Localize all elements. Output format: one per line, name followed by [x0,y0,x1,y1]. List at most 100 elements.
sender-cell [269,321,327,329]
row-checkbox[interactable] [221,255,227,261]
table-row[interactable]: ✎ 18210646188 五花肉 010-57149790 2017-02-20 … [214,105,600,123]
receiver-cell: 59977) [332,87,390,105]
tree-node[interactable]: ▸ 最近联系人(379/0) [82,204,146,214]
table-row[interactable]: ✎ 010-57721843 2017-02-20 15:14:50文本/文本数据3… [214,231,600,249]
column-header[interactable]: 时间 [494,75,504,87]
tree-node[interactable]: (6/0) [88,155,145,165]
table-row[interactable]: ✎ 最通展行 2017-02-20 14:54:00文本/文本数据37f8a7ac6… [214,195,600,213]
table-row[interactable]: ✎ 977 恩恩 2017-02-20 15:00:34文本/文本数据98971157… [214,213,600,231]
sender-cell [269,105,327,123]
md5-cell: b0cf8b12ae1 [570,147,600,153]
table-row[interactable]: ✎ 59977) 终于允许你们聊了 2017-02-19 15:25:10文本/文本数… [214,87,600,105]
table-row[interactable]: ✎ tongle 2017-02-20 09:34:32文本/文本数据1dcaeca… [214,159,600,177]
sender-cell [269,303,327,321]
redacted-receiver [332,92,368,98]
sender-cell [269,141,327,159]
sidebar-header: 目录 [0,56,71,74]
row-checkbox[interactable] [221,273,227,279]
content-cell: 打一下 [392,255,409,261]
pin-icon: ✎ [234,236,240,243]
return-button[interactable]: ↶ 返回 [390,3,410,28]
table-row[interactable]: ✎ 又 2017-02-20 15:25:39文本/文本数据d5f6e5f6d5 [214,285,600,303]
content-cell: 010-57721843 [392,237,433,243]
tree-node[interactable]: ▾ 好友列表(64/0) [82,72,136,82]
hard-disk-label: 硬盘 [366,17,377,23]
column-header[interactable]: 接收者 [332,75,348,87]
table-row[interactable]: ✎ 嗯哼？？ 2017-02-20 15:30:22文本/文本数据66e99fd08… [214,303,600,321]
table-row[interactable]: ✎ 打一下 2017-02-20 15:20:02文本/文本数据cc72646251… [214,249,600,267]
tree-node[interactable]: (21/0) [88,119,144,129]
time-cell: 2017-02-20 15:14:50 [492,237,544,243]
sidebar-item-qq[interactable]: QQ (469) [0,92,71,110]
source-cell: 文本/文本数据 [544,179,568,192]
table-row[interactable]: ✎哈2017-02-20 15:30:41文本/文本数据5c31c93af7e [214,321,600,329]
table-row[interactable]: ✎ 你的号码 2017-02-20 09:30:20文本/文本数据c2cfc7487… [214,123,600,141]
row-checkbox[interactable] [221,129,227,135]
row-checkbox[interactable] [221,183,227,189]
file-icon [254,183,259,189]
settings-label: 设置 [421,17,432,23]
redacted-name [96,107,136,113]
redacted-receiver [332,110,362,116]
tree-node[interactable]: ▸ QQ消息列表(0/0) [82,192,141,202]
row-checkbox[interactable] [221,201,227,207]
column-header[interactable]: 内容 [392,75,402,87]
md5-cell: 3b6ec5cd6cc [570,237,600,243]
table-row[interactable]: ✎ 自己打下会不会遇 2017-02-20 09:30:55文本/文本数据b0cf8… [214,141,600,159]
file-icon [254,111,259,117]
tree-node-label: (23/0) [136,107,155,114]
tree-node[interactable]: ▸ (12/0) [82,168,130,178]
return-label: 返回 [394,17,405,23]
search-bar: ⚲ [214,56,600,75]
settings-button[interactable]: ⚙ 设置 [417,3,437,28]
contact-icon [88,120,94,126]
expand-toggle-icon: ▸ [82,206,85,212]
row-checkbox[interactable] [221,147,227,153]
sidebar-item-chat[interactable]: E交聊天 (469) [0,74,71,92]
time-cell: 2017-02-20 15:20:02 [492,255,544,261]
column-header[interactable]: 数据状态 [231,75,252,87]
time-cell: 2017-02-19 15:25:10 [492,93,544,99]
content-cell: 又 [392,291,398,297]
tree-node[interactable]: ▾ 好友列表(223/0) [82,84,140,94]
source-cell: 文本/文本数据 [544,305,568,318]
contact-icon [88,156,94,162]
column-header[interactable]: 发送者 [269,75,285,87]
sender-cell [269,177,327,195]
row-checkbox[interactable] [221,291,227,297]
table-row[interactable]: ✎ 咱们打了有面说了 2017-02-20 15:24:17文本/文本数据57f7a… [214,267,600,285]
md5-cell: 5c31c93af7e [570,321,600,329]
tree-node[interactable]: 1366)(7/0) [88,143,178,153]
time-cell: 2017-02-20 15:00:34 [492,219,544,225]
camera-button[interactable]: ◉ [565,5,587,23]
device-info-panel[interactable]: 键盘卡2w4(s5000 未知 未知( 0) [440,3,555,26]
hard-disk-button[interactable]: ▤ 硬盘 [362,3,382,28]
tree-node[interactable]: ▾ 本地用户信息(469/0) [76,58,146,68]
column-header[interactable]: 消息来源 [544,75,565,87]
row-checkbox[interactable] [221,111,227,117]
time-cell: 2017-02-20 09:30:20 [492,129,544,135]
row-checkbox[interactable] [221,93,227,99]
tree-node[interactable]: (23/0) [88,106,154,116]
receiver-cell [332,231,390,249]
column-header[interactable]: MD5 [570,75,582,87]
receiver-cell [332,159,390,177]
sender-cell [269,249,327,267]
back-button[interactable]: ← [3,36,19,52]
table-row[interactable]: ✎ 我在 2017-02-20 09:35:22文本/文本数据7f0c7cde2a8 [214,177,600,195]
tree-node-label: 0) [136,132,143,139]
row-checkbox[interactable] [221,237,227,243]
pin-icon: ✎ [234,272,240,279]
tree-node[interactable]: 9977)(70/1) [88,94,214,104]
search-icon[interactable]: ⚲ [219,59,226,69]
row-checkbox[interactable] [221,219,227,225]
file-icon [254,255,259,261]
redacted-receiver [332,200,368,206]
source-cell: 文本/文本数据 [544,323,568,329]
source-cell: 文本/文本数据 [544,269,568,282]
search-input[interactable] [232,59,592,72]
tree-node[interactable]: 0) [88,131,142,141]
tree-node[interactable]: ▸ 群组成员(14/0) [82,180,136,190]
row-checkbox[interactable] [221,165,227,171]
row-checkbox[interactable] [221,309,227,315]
....
Reproduce every line of the records above verbatim, keeping each character and the original line order.

Localize all elements. Output format: one per line, name followed by [x0,y0,x1,y1]. List at most 100 elements.
sender-cell [269,321,327,329]
row-checkbox[interactable] [221,255,227,261]
table-row[interactable]: ✎ 18210646188 五花肉 010-57149790 2017-02-20 … [214,105,600,123]
receiver-cell: 59977) [332,87,390,105]
tree-node[interactable]: ▸ 最近联系人(379/0) [82,204,146,214]
table-row[interactable]: ✎ 010-57721843 2017-02-20 15:14:50文本/文本数据3… [214,231,600,249]
column-header[interactable]: 时间 [494,75,504,87]
tree-node[interactable]: (6/0) [88,155,145,165]
table-row[interactable]: ✎ 最通展行 2017-02-20 14:54:00文本/文本数据37f8a7ac6… [214,195,600,213]
table-row[interactable]: ✎ 977 恩恩 2017-02-20 15:00:34文本/文本数据98971157… [214,213,600,231]
sender-cell [269,105,327,123]
md5-cell: b0cf8b12ae1 [570,147,600,153]
table-row[interactable]: ✎ 59977) 终于允许你们聊了 2017-02-19 15:25:10文本/文本数… [214,87,600,105]
table-row[interactable]: ✎ tongle 2017-02-20 09:34:32文本/文本数据1dcaeca… [214,159,600,177]
sender-cell [269,303,327,321]
redacted-receiver [332,92,368,98]
sender-cell [269,141,327,159]
sidebar-header: 目录 [0,56,71,74]
row-checkbox[interactable] [221,273,227,279]
content-cell: 打一下 [392,255,409,261]
pin-icon: ✎ [234,236,240,243]
return-button[interactable]: ↶ 返回 [390,3,410,28]
table-row[interactable]: ✎ 又 2017-02-20 15:25:39文本/文本数据d5f6e5f6d5 [214,285,600,303]
content-cell: 010-57721843 [392,237,433,243]
tree-node[interactable]: ▾ 好友列表(64/0) [82,72,136,82]
hard-disk-label: 硬盘 [366,17,377,23]
column-header[interactable]: 接收者 [332,75,348,87]
table-row[interactable]: ✎ 嗯哼？？ 2017-02-20 15:30:22文本/文本数据66e99fd08… [214,303,600,321]
table-row[interactable]: ✎ 打一下 2017-02-20 15:20:02文本/文本数据cc72646251… [214,249,600,267]
tree-node[interactable]: (21/0) [88,119,144,129]
time-cell: 2017-02-20 15:14:50 [492,237,544,243]
sidebar-item-qq[interactable]: QQ (469) [0,92,71,110]
source-cell: 文本/文本数据 [544,179,568,192]
table-row[interactable]: ✎哈2017-02-20 15:30:41文本/文本数据5c31c93af7e [214,321,600,329]
table-row[interactable]: ✎ 你的号码 2017-02-20 09:30:20文本/文本数据c2cfc7487… [214,123,600,141]
row-checkbox[interactable] [221,129,227,135]
row-checkbox[interactable] [221,183,227,189]
file-icon [254,183,259,189]
settings-label: 设置 [421,17,432,23]
redacted-name [96,107,136,113]
redacted-receiver [332,110,362,116]
tree-node[interactable]: ▸ QQ消息列表(0/0) [82,192,141,202]
row-checkbox[interactable] [221,201,227,207]
column-header[interactable]: 内容 [392,75,402,87]
md5-cell: 3b6ec5cd6cc [570,237,600,243]
table-row[interactable]: ✎ 自己打下会不会遇 2017-02-20 09:30:55文本/文本数据b0cf8… [214,141,600,159]
file-icon [254,111,259,117]
tree-node-label: (23/0) [136,107,155,114]
tree-node[interactable]: ▸ (12/0) [82,168,130,178]
return-label: 返回 [394,17,405,23]
search-bar: ⚲ [214,56,600,75]
settings-button[interactable]: ⚙ 设置 [417,3,437,28]
contact-icon [88,120,94,126]
expand-toggle-icon: ▸ [82,206,85,212]
row-checkbox[interactable] [221,147,227,153]
sidebar-item-chat[interactable]: E交聊天 (469) [0,74,71,92]
time-cell: 2017-02-20 15:20:02 [492,255,544,261]
column-header[interactable]: 数据状态 [231,75,252,87]
time-cell: 2017-02-19 15:25:10 [492,93,544,99]
content-cell: 又 [392,291,398,297]
tree-node[interactable]: ▾ 好友列表(223/0) [82,84,140,94]
source-cell: 文本/文本数据 [544,305,568,318]
contact-icon [88,156,94,162]
column-header[interactable]: 发送者 [269,75,285,87]
sender-cell [269,177,327,195]
row-checkbox[interactable] [221,291,227,297]
table-row[interactable]: ✎ 咱们打了有面说了 2017-02-20 15:24:17文本/文本数据57f7a… [214,267,600,285]
md5-cell: 5c31c93af7e [570,321,600,329]
tree-node[interactable]: 1366)(7/0) [88,143,178,153]
time-cell: 2017-02-20 15:00:34 [492,219,544,225]
camera-button[interactable]: ◉ [565,5,587,23]
device-info-panel[interactable]: 键盘卡2w4(s5000 未知 未知( 0) [440,3,555,26]
hard-disk-button[interactable]: ▤ 硬盘 [362,3,382,28]
tree-node[interactable]: ▾ 本地用户信息(469/0) [76,58,146,68]
column-header[interactable]: 消息来源 [544,75,565,87]
row-checkbox[interactable] [221,111,227,117]
time-cell: 2017-02-20 09:30:20 [492,129,544,135]
row-checkbox[interactable] [221,93,227,99]
tree-node[interactable]: (23/0) [88,106,154,116]
receiver-cell [332,231,390,249]
column-header[interactable]: MD5 [570,75,582,87]
receiver-cell [332,159,390,177]
sender-cell [269,249,327,267]
back-button[interactable]: ← [3,36,19,52]
table-row[interactable]: ✎ 我在 2017-02-20 09:35:22文本/文本数据7f0c7cde2a8 [214,177,600,195]
tree-node-label: 0) [136,132,143,139]
row-checkbox[interactable] [221,237,227,243]
pin-icon: ✎ [234,272,240,279]
tree-node[interactable]: 9977)(70/1) [88,94,214,104]
search-icon[interactable]: ⚲ [219,59,226,69]
row-checkbox[interactable] [221,219,227,225]
file-icon [254,255,259,261]
redacted-receiver [332,200,368,206]
source-cell: 文本/文本数据 [544,323,568,329]
source-cell: 文本/文本数据 [544,269,568,282]
search-input[interactable] [232,59,592,72]
tree-node[interactable]: 0) [88,131,142,141]
tree-node[interactable]: ▸ 群组成员(14/0) [82,180,136,190]
row-checkbox[interactable] [221,165,227,171]
row-checkbox[interactable] [221,309,227,315]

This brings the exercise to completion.